Exercise aim: Exclude the pictures and return every line exactly as written.

Stored records
* * * * * * * * *
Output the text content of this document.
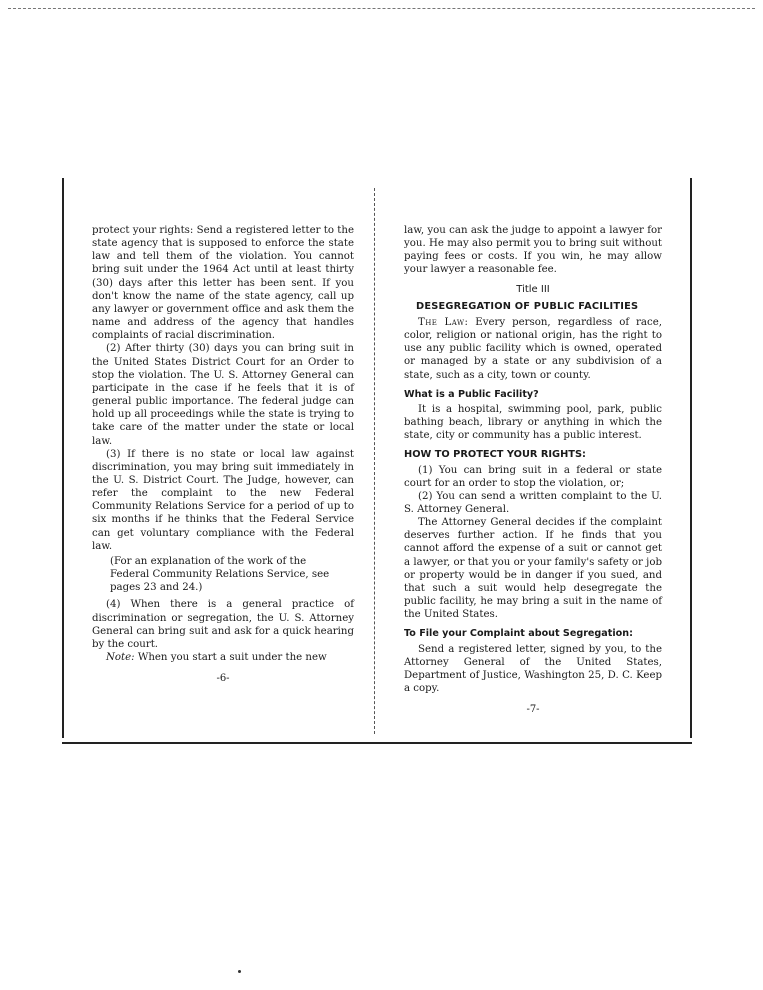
protect your rights: Send a registered letter to the state agency that is supposed to enforce the state law and tell them of the violation. You cannot bring suit under the 1964 Act until at least thirty (30) days after this letter has been sent. If you don't know the name of the state agency, call up any lawyer or government office and ask them the name and address of the agency that handles complaints of racial discrimination.

(2) After thirty (30) days you can bring suit in the United States District Court for an Order to stop the violation. The U. S. Attorney General can participate in the case if he feels that it is of general public importance. The federal judge can hold up all proceedings while the state is trying to take care of the matter under the state or local law.

(3) If there is no state or local law against discrimination, you may bring suit immediately in the U. S. District Court. The Judge, however, can refer the complaint to the new Federal Community Relations Service for a period of up to six months if he thinks that the Federal Service can get voluntary compliance with the Federal law.

(For an explanation of the work of the Federal Community Relations Service, see pages 23 and 24.)

(4) When there is a general practice of discrimination or segregation, the U. S. Attorney General can bring suit and ask for a quick hearing by the court.

Note: When you start a suit under the new

-6-

law, you can ask the judge to appoint a lawyer for you. He may also permit you to bring suit without paying fees or costs. If you win, he may allow your lawyer a reasonable fee.

Title III
DESEGREGATION OF PUBLIC FACILITIES

The Law: Every person, regardless of race, color, religion or national origin, has the right to use any public facility which is owned, operated or managed by a state or any subdivision of a state, such as a city, town or county.

What is a Public Facility?

It is a hospital, swimming pool, park, public bathing beach, library or anything in which the state, city or community has a public interest.

HOW TO PROTECT YOUR RIGHTS:

(1) You can bring suit in a federal or state court for an order to stop the violation, or;

(2) You can send a written complaint to the U. S. Attorney General.

The Attorney General decides if the complaint deserves further action. If he finds that you cannot afford the expense of a suit or cannot get a lawyer, or that you or your family's safety or job or property would be in danger if you sued, and that such a suit would help desegregate the public facility, he may bring a suit in the name of the United States.

To File your Complaint about Segregation:

Send a registered letter, signed by you, to the Attorney General of the United States, Department of Justice, Washington 25, D. C. Keep a copy.

-7-
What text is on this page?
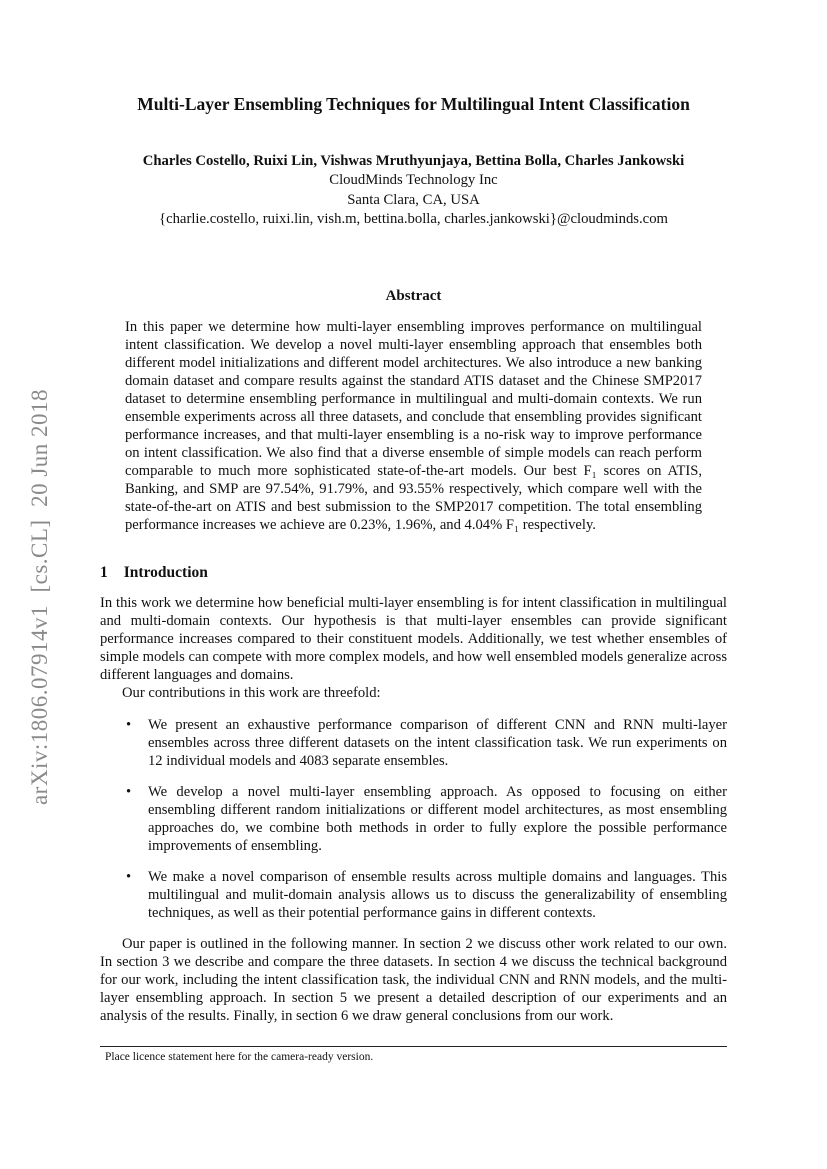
arXiv:1806.07914v1  [cs.CL]  20 Jun 2018
Multi-Layer Ensembling Techniques for Multilingual Intent Classification
Charles Costello, Ruixi Lin, Vishwas Mruthyunjaya, Bettina Bolla, Charles Jankowski
CloudMinds Technology Inc
Santa Clara, CA, USA
{charlie.costello, ruixi.lin, vish.m, bettina.bolla, charles.jankowski}@cloudminds.com
Abstract

In this paper we determine how multi-layer ensembling improves performance on multilingual intent classification. We develop a novel multi-layer ensembling approach that ensembles both different model initializations and different model architectures. We also introduce a new banking domain dataset and compare results against the standard ATIS dataset and the Chinese SMP2017 dataset to determine ensembling performance in multilingual and multi-domain contexts. We run ensemble experiments across all three datasets, and conclude that ensembling provides significant performance increases, and that multi-layer ensembling is a no-risk way to improve performance on intent classification. We also find that a diverse ensemble of simple models can reach perform comparable to much more sophisticated state-of-the-art models. Our best F₁ scores on ATIS, Banking, and SMP are 97.54%, 91.79%, and 93.55% respectively, which compare well with the state-of-the-art on ATIS and best submission to the SMP2017 competition. The total ensembling performance increases we achieve are 0.23%, 1.96%, and 4.04% F₁ respectively.

1 Introduction

In this work we determine how beneficial multi-layer ensembling is for intent classification in multilingual and multi-domain contexts. Our hypothesis is that multi-layer ensembles can provide significant performance increases compared to their constituent models. Additionally, we test whether ensembles of simple models can compete with more complex models, and how well ensembled models generalize across different languages and domains.

Our contributions in this work are threefold:

• We present an exhaustive performance comparison of different CNN and RNN multi-layer ensembles across three different datasets on the intent classification task. We run experiments on 12 individual models and 4083 separate ensembles.
• We develop a novel multi-layer ensembling approach. As opposed to focusing on either ensembling different random initializations or different model architectures, as most ensembling approaches do, we combine both methods in order to fully explore the possible performance improvements of ensembling.
• We make a novel comparison of ensemble results across multiple domains and languages. This multilingual and mulit-domain analysis allows us to discuss the generalizability of ensembling techniques, as well as their potential performance gains in different contexts.

Our paper is outlined in the following manner. In section 2 we discuss other work related to our own. In section 3 we describe and compare the three datasets. In section 4 we discuss the technical background for our work, including the intent classification task, the individual CNN and RNN models, and the multi-layer ensembling approach. In section 5 we present a detailed description of our experiments and an analysis of the results. Finally, in section 6 we draw general conclusions from our work.

Place licence statement here for the camera-ready version.
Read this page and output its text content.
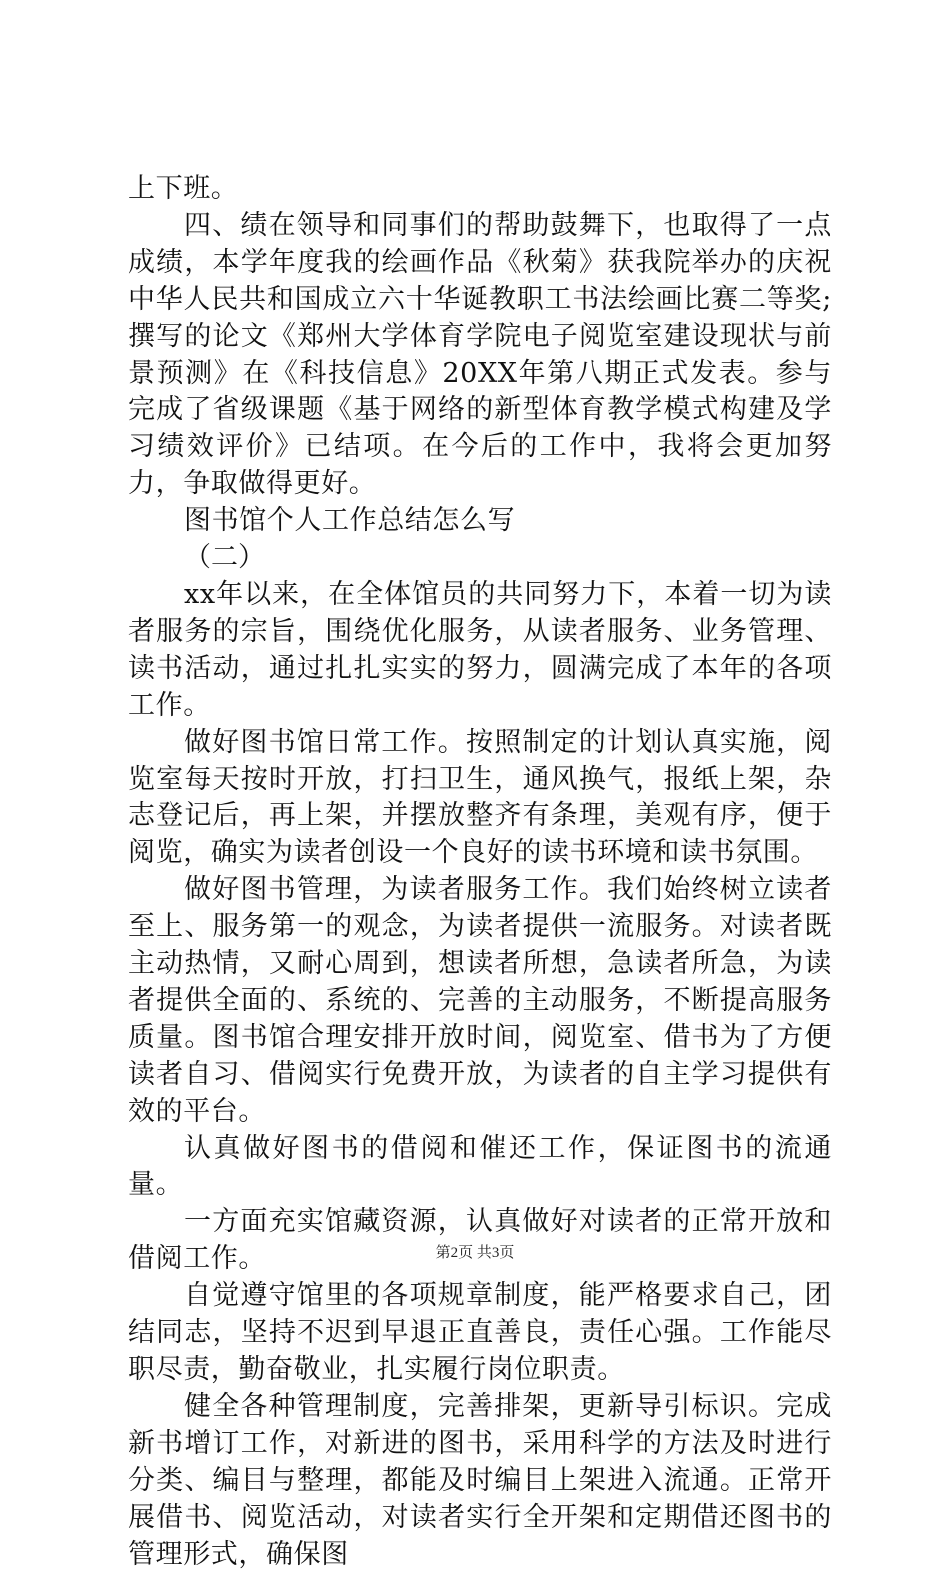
上下班。

四、绩在领导和同事们的帮助鼓舞下，也取得了一点成绩，本学年度我的绘画作品《秋菊》获我院举办的庆祝中华人民共和国成立六十华诞教职工书法绘画比赛二等奖;撰写的论文《郑州大学体育学院电子阅览室建设现状与前景预测》在《科技信息》20XX年第八期正式发表。参与完成了省级课题《基于网络的新型体育教学模式构建及学习绩效评价》已结项。在今后的工作中，我将会更加努力，争取做得更好。

图书馆个人工作总结怎么写

（二）

xx年以来，在全体馆员的共同努力下，本着一切为读者服务的宗旨，围绕优化服务，从读者服务、业务管理、读书活动，通过扎扎实实的努力，圆满完成了本年的各项工作。

做好图书馆日常工作。按照制定的计划认真实施，阅览室每天按时开放，打扫卫生，通风换气，报纸上架，杂志登记后，再上架，并摆放整齐有条理，美观有序，便于阅览，确实为读者创设一个良好的读书环境和读书氛围。

做好图书管理，为读者服务工作。我们始终树立读者至上、服务第一的观念，为读者提供一流服务。对读者既主动热情，又耐心周到，想读者所想，急读者所急，为读者提供全面的、系统的、完善的主动服务，不断提高服务质量。图书馆合理安排开放时间，阅览室、借书为了方便读者自习、借阅实行免费开放，为读者的自主学习提供有效的平台。

认真做好图书的借阅和催还工作，保证图书的流通量。

一方面充实馆藏资源，认真做好对读者的正常开放和借阅工作。

自觉遵守馆里的各项规章制度，能严格要求自己，团结同志，坚持不迟到早退正直善良，责任心强。工作能尽职尽责，勤奋敬业，扎实履行岗位职责。

健全各种管理制度，完善排架，更新导引标识。完成新书增订工作，对新进的图书，采用科学的方法及时进行分类、编目与整理，都能及时编目上架进入流通。正常开展借书、阅览活动，对读者实行全开架和定期借还图书的管理形式，确保图

第2页 共3页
* * * * * * * * *
Exercise response:
Output the text content of this document.
protect your rights: Send a registered letter to the state agency that is supposed to enforce the state law and tell them of the violation. You cannot bring suit under the 1964 Act until at least thirty (30) days after this letter has been sent. If you don't know the name of the state agency, call up any lawyer or government office and ask them the name and address of the agency that handles complaints of racial discrimination.

(2) After thirty (30) days you can bring suit in the United States District Court for an Order to stop the violation. The U. S. Attorney General can participate in the case if he feels that it is of general public importance. The federal judge can hold up all proceedings while the state is trying to take care of the matter under the state or local law.

(3) If there is no state or local law against discrimination, you may bring suit immediately in the U. S. District Court. The Judge, however, can refer the complaint to the new Federal Community Relations Service for a period of up to six months if he thinks that the Federal Service can get voluntary compliance with the Federal law.

(For an explanation of the work of the Federal Community Relations Service, see pages 23 and 24.)

(4) When there is a general practice of discrimination or segregation, the U. S. Attorney General can bring suit and ask for a quick hearing by the court.

Note: When you start a suit under the new

-6-

law, you can ask the judge to appoint a lawyer for you. He may also permit you to bring suit without paying fees or costs. If you win, he may allow your lawyer a reasonable fee.

Title III
DESEGREGATION OF PUBLIC FACILITIES

The Law: Every person, regardless of race, color, religion or national origin, has the right to use any public facility which is owned, operated or managed by a state or any subdivision of a state, such as a city, town or county.

What is a Public Facility?

It is a hospital, swimming pool, park, public bathing beach, library or anything in which the state, city or community has a public interest.

HOW TO PROTECT YOUR RIGHTS:

(1) You can bring suit in a federal or state court for an order to stop the violation, or;

(2) You can send a written complaint to the U. S. Attorney General.

The Attorney General decides if the complaint deserves further action. If he finds that you cannot afford the expense of a suit or cannot get a lawyer, or that you or your family's safety or job or property would be in danger if you sued, and that such a suit would help desegregate the public facility, he may bring a suit in the name of the United States.

To File your Complaint about Segregation:

Send a registered letter, signed by you, to the Attorney General of the United States, Department of Justice, Washington 25, D. C. Keep a copy.

-7-
What text is on this page?
arXiv:1806.07914v1  [cs.CL]  20 Jun 2018
Multi-Layer Ensembling Techniques for Multilingual Intent Classification
Charles Costello, Ruixi Lin, Vishwas Mruthyunjaya, Bettina Bolla, Charles Jankowski
CloudMinds Technology Inc
Santa Clara, CA, USA
{charlie.costello, ruixi.lin, vish.m, bettina.bolla, charles.jankowski}@cloudminds.com
Abstract

In this paper we determine how multi-layer ensembling improves performance on multilingual intent classification. We develop a novel multi-layer ensembling approach that ensembles both different model initializations and different model architectures. We also introduce a new banking domain dataset and compare results against the standard ATIS dataset and the Chinese SMP2017 dataset to determine ensembling performance in multilingual and multi-domain contexts. We run ensemble experiments across all three datasets, and conclude that ensembling provides significant performance increases, and that multi-layer ensembling is a no-risk way to improve performance on intent classification. We also find that a diverse ensemble of simple models can reach perform comparable to much more sophisticated state-of-the-art models. Our best F₁ scores on ATIS, Banking, and SMP are 97.54%, 91.79%, and 93.55% respectively, which compare well with the state-of-the-art on ATIS and best submission to the SMP2017 competition. The total ensembling performance increases we achieve are 0.23%, 1.96%, and 4.04% F₁ respectively.

1 Introduction

In this work we determine how beneficial multi-layer ensembling is for intent classification in multilingual and multi-domain contexts. Our hypothesis is that multi-layer ensembles can provide significant performance increases compared to their constituent models. Additionally, we test whether ensembles of simple models can compete with more complex models, and how well ensembled models generalize across different languages and domains.

Our contributions in this work are threefold:

• We present an exhaustive performance comparison of different CNN and RNN multi-layer ensembles across three different datasets on the intent classification task. We run experiments on 12 individual models and 4083 separate ensembles.
• We develop a novel multi-layer ensembling approach. As opposed to focusing on either ensembling different random initializations or different model architectures, as most ensembling approaches do, we combine both methods in order to fully explore the possible performance improvements of ensembling.
• We make a novel comparison of ensemble results across multiple domains and languages. This multilingual and mulit-domain analysis allows us to discuss the generalizability of ensembling techniques, as well as their potential performance gains in different contexts.

Our paper is outlined in the following manner. In section 2 we discuss other work related to our own. In section 3 we describe and compare the three datasets. In section 4 we discuss the technical background for our work, including the intent classification task, the individual CNN and RNN models, and the multi-layer ensembling approach. In section 5 we present a detailed description of our experiments and an analysis of the results. Finally, in section 6 we draw general conclusions from our work.

Place licence statement here for the camera-ready version.
Read this page and output its text content.
上下班。

四、绩在领导和同事们的帮助鼓舞下，也取得了一点成绩，本学年度我的绘画作品《秋菊》获我院举办的庆祝中华人民共和国成立六十华诞教职工书法绘画比赛二等奖;撰写的论文《郑州大学体育学院电子阅览室建设现状与前景预测》在《科技信息》20XX年第八期正式发表。参与完成了省级课题《基于网络的新型体育教学模式构建及学习绩效评价》已结项。在今后的工作中，我将会更加努力，争取做得更好。

图书馆个人工作总结怎么写

（二）

xx年以来，在全体馆员的共同努力下，本着一切为读者服务的宗旨，围绕优化服务，从读者服务、业务管理、读书活动，通过扎扎实实的努力，圆满完成了本年的各项工作。

做好图书馆日常工作。按照制定的计划认真实施，阅览室每天按时开放，打扫卫生，通风换气，报纸上架，杂志登记后，再上架，并摆放整齐有条理，美观有序，便于阅览，确实为读者创设一个良好的读书环境和读书氛围。

做好图书管理，为读者服务工作。我们始终树立读者至上、服务第一的观念，为读者提供一流服务。对读者既主动热情，又耐心周到，想读者所想，急读者所急，为读者提供全面的、系统的、完善的主动服务，不断提高服务质量。图书馆合理安排开放时间，阅览室、借书为了方便读者自习、借阅实行免费开放，为读者的自主学习提供有效的平台。

认真做好图书的借阅和催还工作，保证图书的流通量。

一方面充实馆藏资源，认真做好对读者的正常开放和借阅工作。

自觉遵守馆里的各项规章制度，能严格要求自己，团结同志，坚持不迟到早退正直善良，责任心强。工作能尽职尽责，勤奋敬业，扎实履行岗位职责。

健全各种管理制度，完善排架，更新导引标识。完成新书增订工作，对新进的图书，采用科学的方法及时进行分类、编目与整理，都能及时编目上架进入流通。正常开展借书、阅览活动，对读者实行全开架和定期借还图书的管理形式，确保图

第2页 共3页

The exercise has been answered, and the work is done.